(Stored entries)
======

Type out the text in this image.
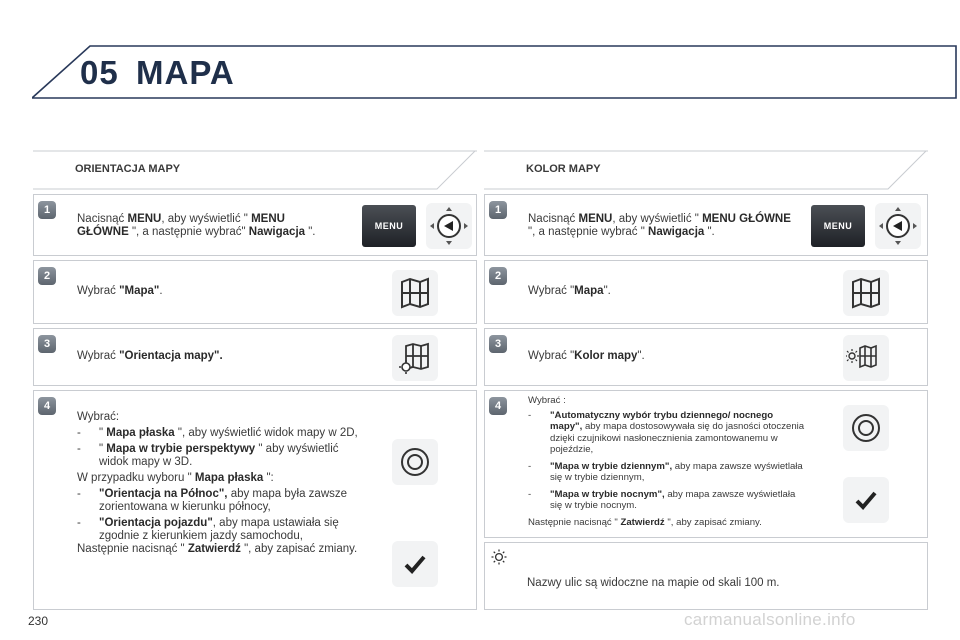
05 MAPA
ORIENTACJA MAPY
1
Nacisnąć MENU, aby wyświetlić " MENU GŁÓWNE ", a następnie wybrać" Nawigacja ".	MENU
2
Wybrać "Mapa".
3
Wybrać "Orientacja mapy".
4
Wybrać:
- " Mapa płaska ", aby wyświetlić widok mapy w 2D,
- " Mapa w trybie perspektywy " aby wyświetlić widok mapy w 3D.
W przypadku wyboru " Mapa płaska ":
- "Orientacja na Północ", aby mapa była zawsze zorientowana w kierunku północy,
- "Orientacja pojazdu", aby mapa ustawiała się zgodnie z kierunkiem jazdy samochodu,
Następnie nacisnąć " Zatwierdź ", aby zapisać zmiany.
KOLOR MAPY
1
Nacisnąć MENU, aby wyświetlić " MENU GŁÓWNE ", a następnie wybrać " Nawigacja ".	MENU
2
Wybrać "Mapa".
3
Wybrać "Kolor mapy".
4	Wybrać :
- "Automatyczny wybór trybu dziennego/ nocnego mapy", aby mapa dostosowywała się do jasności otoczenia dzięki czujnikowi nasłonecznienia zamontowanemu w pojeździe,
- "Mapa w trybie dziennym", aby mapa zawsze wyświetlała się w trybie dziennym,
- "Mapa w trybie nocnym", aby mapa zawsze wyświetlała się w trybie nocnym.
Następnie nacisnąć " Zatwierdź ", aby zapisać zmiany.
Nazwy ulic są widoczne na mapie od skali 100 m.
230	carmanualsonline.info
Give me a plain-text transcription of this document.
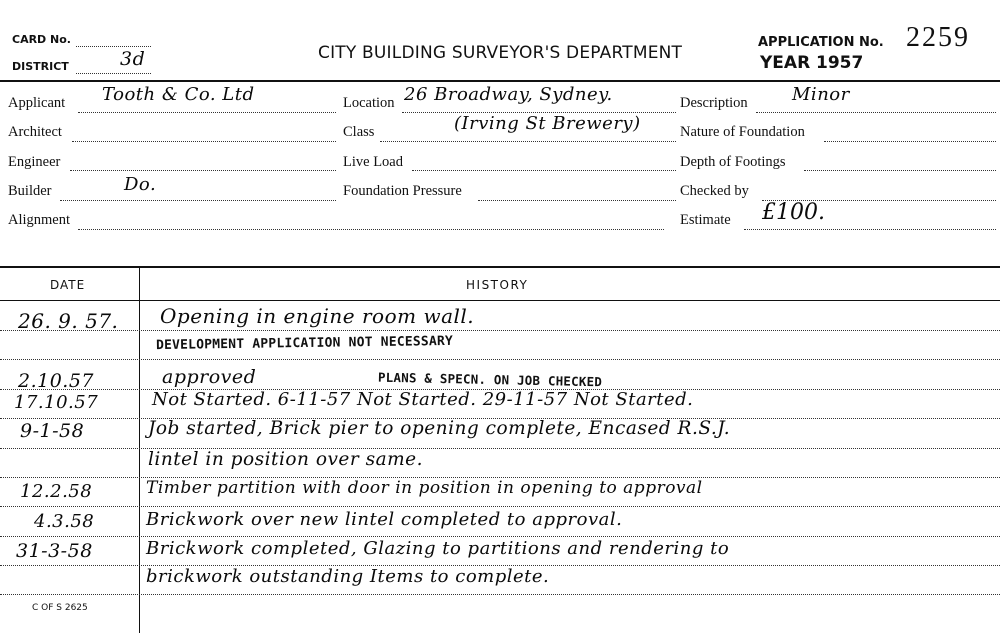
CARD No.
DISTRICT	3d	CITY BUILDING SURVEYOR'S DEPARTMENT
APPLICATION No. 2259
YEAR 1957
Applicant Tooth & Co. Ltd
Architect
Engineer
Builder	Do.
Alignment
Location 26 Broadway, Sydney.
Class	(Irving St Brewery)
Live Load
Foundation Pressure
Description Minor
Nature of Foundation
Depth of Footings
Checked by
Estimate £100.
DATE	HISTORY
26. 9. 57. Opening in engine room wall.
DEVELOPMENT APPLICATION NOT NECESSARY
2.10.57	approved	PLANS & SPECN. ON JOB CHECKED
17.10.57	Not Started. 6-11-57 Not Started. 29-11-57 Not Started.
9-1-58	Job started, Brick pier to opening complete, Encased R.S.J.
lintel in position over same.
12.2.58	Timber partition with door in position in opening to approval
4.3.58	Brickwork over new lintel completed to approval.
31-3-58	Brickwork completed, Glazing to partitions and rendering to
brickwork outstanding Items to complete.
C OF S 2625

======

* TASK GOAL: Quote the material word for word, dropping any images it holds.

* EXERCISE ANSWER:
Type out the text in this image.
05 MAPA
ORIENTACJA MAPY
1
Nacisnąć MENU, aby wyświetlić " MENU GŁÓWNE ", a następnie wybrać" Nawigacja ".	MENU
2
Wybrać "Mapa".
3
Wybrać "Orientacja mapy".
4
Wybrać:
- " Mapa płaska ", aby wyświetlić widok mapy w 2D,
- " Mapa w trybie perspektywy " aby wyświetlić widok mapy w 3D.
W przypadku wyboru " Mapa płaska ":
- "Orientacja na Północ", aby mapa była zawsze zorientowana w kierunku północy,
- "Orientacja pojazdu", aby mapa ustawiała się zgodnie z kierunkiem jazdy samochodu,
Następnie nacisnąć " Zatwierdź ", aby zapisać zmiany.
KOLOR MAPY
1
Nacisnąć MENU, aby wyświetlić " MENU GŁÓWNE ", a następnie wybrać " Nawigacja ".	MENU
2
Wybrać "Mapa".
3
Wybrać "Kolor mapy".
4	Wybrać :
- "Automatyczny wybór trybu dziennego/ nocnego mapy", aby mapa dostosowywała się do jasności otoczenia dzięki czujnikowi nasłonecznienia zamontowanemu w pojeździe,
- "Mapa w trybie dziennym", aby mapa zawsze wyświetlała się w trybie dziennym,
- "Mapa w trybie nocnym", aby mapa zawsze wyświetlała się w trybie nocnym.
Następnie nacisnąć " Zatwierdź ", aby zapisać zmiany.
Nazwy ulic są widoczne na mapie od skali 100 m.
230	carmanualsonline.info
Give me a plain-text transcription of this document.
CARD No.
DISTRICT	3d	CITY BUILDING SURVEYOR'S DEPARTMENT
APPLICATION No. 2259
YEAR 1957
Applicant Tooth & Co. Ltd
Architect
Engineer
Builder	Do.
Alignment
Location 26 Broadway, Sydney.
Class	(Irving St Brewery)
Live Load
Foundation Pressure
Description Minor
Nature of Foundation
Depth of Footings
Checked by
Estimate £100.
DATE	HISTORY
26. 9. 57. Opening in engine room wall.
DEVELOPMENT APPLICATION NOT NECESSARY
2.10.57	approved	PLANS & SPECN. ON JOB CHECKED
17.10.57	Not Started. 6-11-57 Not Started. 29-11-57 Not Started.
9-1-58	Job started, Brick pier to opening complete, Encased R.S.J.
lintel in position over same.
12.2.58	Timber partition with door in position in opening to approval
4.3.58	Brickwork over new lintel completed to approval.
31-3-58	Brickwork completed, Glazing to partitions and rendering to
brickwork outstanding Items to complete.
C OF S 2625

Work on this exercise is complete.